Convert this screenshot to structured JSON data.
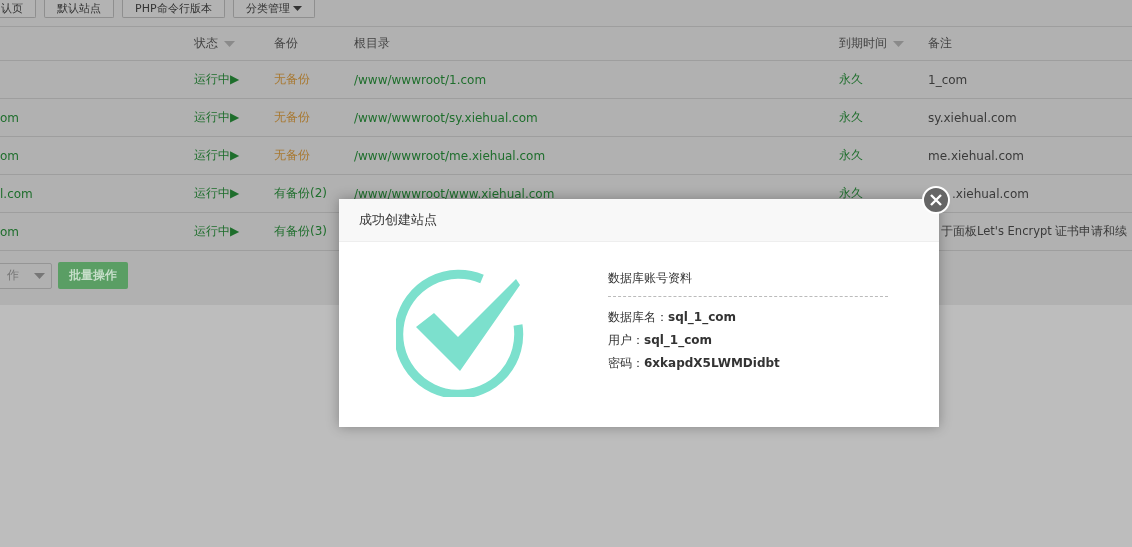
{
  "toolbar": {
    "buttons": [
      {
        "label": "认页",
        "dropdown": false
      },
      {
        "label": "默认站点",
        "dropdown": false
      },
      {
        "label": "PHP命令行版本",
        "dropdown": false
      },
      {
        "label": "分类管理",
        "dropdown": true
      }
    ]
  },
  "table": {
    "columns": [
      {
        "label": "状态",
        "sortable": true
      },
      {
        "label": "备份",
        "sortable": false
      },
      {
        "label": "根目录",
        "sortable": false
      },
      {
        "label": "到期时间",
        "sortable": true
      },
      {
        "label": "备注",
        "sortable": false
      }
    ],
    "rows": [
      {
        "status": "运行中▶",
        "backup": "无备份",
        "has_backup": false,
        "path": "/www/wwwroot/1.com",
        "expiry": "永久",
        "note": "1_com"
      },
      {
        "site": "om",
        "status": "运行中▶",
        "backup": "无备份",
        "has_backup": false,
        "path": "/www/wwwroot/sy.xiehual.com",
        "expiry": "永久",
        "note": "sy.xiehual.com"
      },
      {
        "site": "om",
        "status": "运行中▶",
        "backup": "无备份",
        "has_backup": false,
        "path": "/www/wwwroot/me.xiehual.com",
        "expiry": "永久",
        "note": "me.xiehual.com"
      },
      {
        "site": "l.com",
        "status": "运行中▶",
        "backup": "有备份(2)",
        "has_backup": true,
        "path": "/www/wwwroot/www.xiehual.com",
        "expiry": "永久",
        "note": ".xiehual.com"
      },
      {
        "site": "om",
        "status": "运行中▶",
        "backup": "有备份(3)",
        "has_backup": true,
        "note": "于面板Let's Encrypt 证书申请和续"
      }
    ]
  },
  "batch": {
    "select": "作",
    "button": "批量操作"
  },
  "dialog": {
    "title": "成功创建站点",
    "heading": "数据库账号资料",
    "fields": [
      {
        "label": "数据库名：",
        "value": "sql_1_com"
      },
      {
        "label": "用户：",
        "value": "sql_1_com"
      },
      {
        "label": "密码：",
        "value": "6xkapdX5LWMDidbt"
      }
    ]
  }
}
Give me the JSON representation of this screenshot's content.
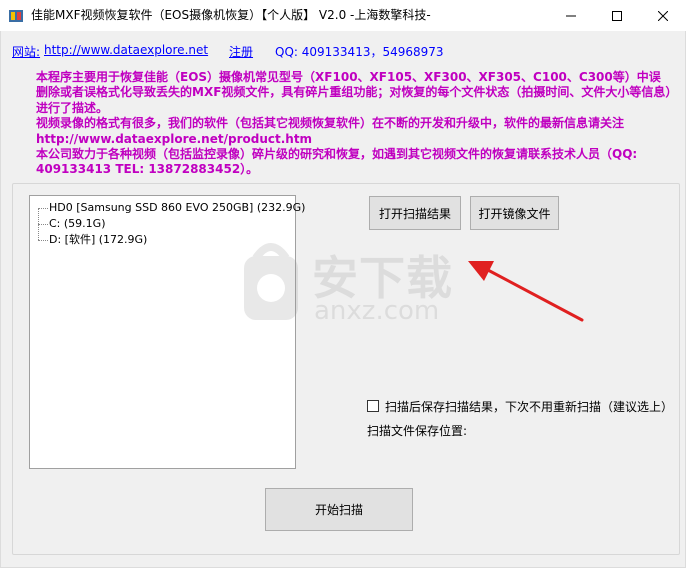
{
  "window": {
    "title": "佳能MXF视频恢复软件（EOS摄像机恢复）【个人版】 V2.0  -上海数擎科技-",
    "minimize_glyph": "—",
    "maximize_glyph": "☐",
    "close_glyph": "✕"
  },
  "topbar": {
    "site_label": "网站:",
    "site_url": "http://www.dataexplore.net",
    "register": "注册",
    "qq": "QQ: 409133413，54968973"
  },
  "intro": {
    "p1": "本程序主要用于恢复佳能（EOS）摄像机常见型号（XF100、XF105、XF300、XF305、C100、C300等）中误删除或者误格式化导致丢失的MXF视频文件，具有碎片重组功能；对恢复的每个文件状态（拍摄时间、文件大小等信息）进行了描述。",
    "p2": "视频录像的格式有很多，我们的软件（包括其它视频恢复软件）在不断的开发和升级中，软件的最新信息请关注 http://www.dataexplore.net/product.htm",
    "p3": "本公司致力于各种视频（包括监控录像）碎片级的研究和恢复，如遇到其它视频文件的恢复请联系技术人员（QQ: 409133413  TEL: 13872883452）。"
  },
  "tree": {
    "items": [
      {
        "label": "HD0    [Samsung SSD 860 EVO 250GB]  (232.9G)"
      },
      {
        "label": "C:      (59.1G)"
      },
      {
        "label": "D:   [软件]  (172.9G)"
      }
    ]
  },
  "buttons": {
    "open_result": "打开扫描结果",
    "open_image": "打开镜像文件",
    "start_scan": "开始扫描"
  },
  "options": {
    "save_result_label": "扫描后保存扫描结果，下次不用重新扫描（建议选上）",
    "save_location_label": "扫描文件保存位置:"
  },
  "watermark": {
    "text": "安下载",
    "sub": "anxz.com"
  },
  "colors": {
    "intro_text": "#c000c0",
    "link": "#0000ff",
    "arrow": "#e02020"
  }
}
******************************
> [TASK TO CARRY OUT]:
Print out the whole of the material word for word, without pictures.

> [COMPLETE OUTPUT]:
Convert this screenshot to structured JSON data.
{
  "toolbar": {
    "buttons": [
      {
        "label": "认页",
        "dropdown": false
      },
      {
        "label": "默认站点",
        "dropdown": false
      },
      {
        "label": "PHP命令行版本",
        "dropdown": false
      },
      {
        "label": "分类管理",
        "dropdown": true
      }
    ]
  },
  "table": {
    "columns": [
      {
        "label": "状态",
        "sortable": true
      },
      {
        "label": "备份",
        "sortable": false
      },
      {
        "label": "根目录",
        "sortable": false
      },
      {
        "label": "到期时间",
        "sortable": true
      },
      {
        "label": "备注",
        "sortable": false
      }
    ],
    "rows": [
      {
        "status": "运行中▶",
        "backup": "无备份",
        "has_backup": false,
        "path": "/www/wwwroot/1.com",
        "expiry": "永久",
        "note": "1_com"
      },
      {
        "site": "om",
        "status": "运行中▶",
        "backup": "无备份",
        "has_backup": false,
        "path": "/www/wwwroot/sy.xiehual.com",
        "expiry": "永久",
        "note": "sy.xiehual.com"
      },
      {
        "site": "om",
        "status": "运行中▶",
        "backup": "无备份",
        "has_backup": false,
        "path": "/www/wwwroot/me.xiehual.com",
        "expiry": "永久",
        "note": "me.xiehual.com"
      },
      {
        "site": "l.com",
        "status": "运行中▶",
        "backup": "有备份(2)",
        "has_backup": true,
        "path": "/www/wwwroot/www.xiehual.com",
        "expiry": "永久",
        "note": ".xiehual.com"
      },
      {
        "site": "om",
        "status": "运行中▶",
        "backup": "有备份(3)",
        "has_backup": true,
        "note": "于面板Let's Encrypt 证书申请和续"
      }
    ]
  },
  "batch": {
    "select": "作",
    "button": "批量操作"
  },
  "dialog": {
    "title": "成功创建站点",
    "heading": "数据库账号资料",
    "fields": [
      {
        "label": "数据库名：",
        "value": "sql_1_com"
      },
      {
        "label": "用户：",
        "value": "sql_1_com"
      },
      {
        "label": "密码：",
        "value": "6xkapdX5LWMDidbt"
      }
    ]
  }
}
Give me the JSON representation of this screenshot's content.
{
  "window": {
    "title": "佳能MXF视频恢复软件（EOS摄像机恢复）【个人版】 V2.0  -上海数擎科技-",
    "minimize_glyph": "—",
    "maximize_glyph": "☐",
    "close_glyph": "✕"
  },
  "topbar": {
    "site_label": "网站:",
    "site_url": "http://www.dataexplore.net",
    "register": "注册",
    "qq": "QQ: 409133413，54968973"
  },
  "intro": {
    "p1": "本程序主要用于恢复佳能（EOS）摄像机常见型号（XF100、XF105、XF300、XF305、C100、C300等）中误删除或者误格式化导致丢失的MXF视频文件，具有碎片重组功能；对恢复的每个文件状态（拍摄时间、文件大小等信息）进行了描述。",
    "p2": "视频录像的格式有很多，我们的软件（包括其它视频恢复软件）在不断的开发和升级中，软件的最新信息请关注 http://www.dataexplore.net/product.htm",
    "p3": "本公司致力于各种视频（包括监控录像）碎片级的研究和恢复，如遇到其它视频文件的恢复请联系技术人员（QQ: 409133413  TEL: 13872883452）。"
  },
  "tree": {
    "items": [
      {
        "label": "HD0    [Samsung SSD 860 EVO 250GB]  (232.9G)"
      },
      {
        "label": "C:      (59.1G)"
      },
      {
        "label": "D:   [软件]  (172.9G)"
      }
    ]
  },
  "buttons": {
    "open_result": "打开扫描结果",
    "open_image": "打开镜像文件",
    "start_scan": "开始扫描"
  },
  "options": {
    "save_result_label": "扫描后保存扫描结果，下次不用重新扫描（建议选上）",
    "save_location_label": "扫描文件保存位置:"
  },
  "watermark": {
    "text": "安下载",
    "sub": "anxz.com"
  },
  "colors": {
    "intro_text": "#c000c0",
    "link": "#0000ff",
    "arrow": "#e02020"
  }
}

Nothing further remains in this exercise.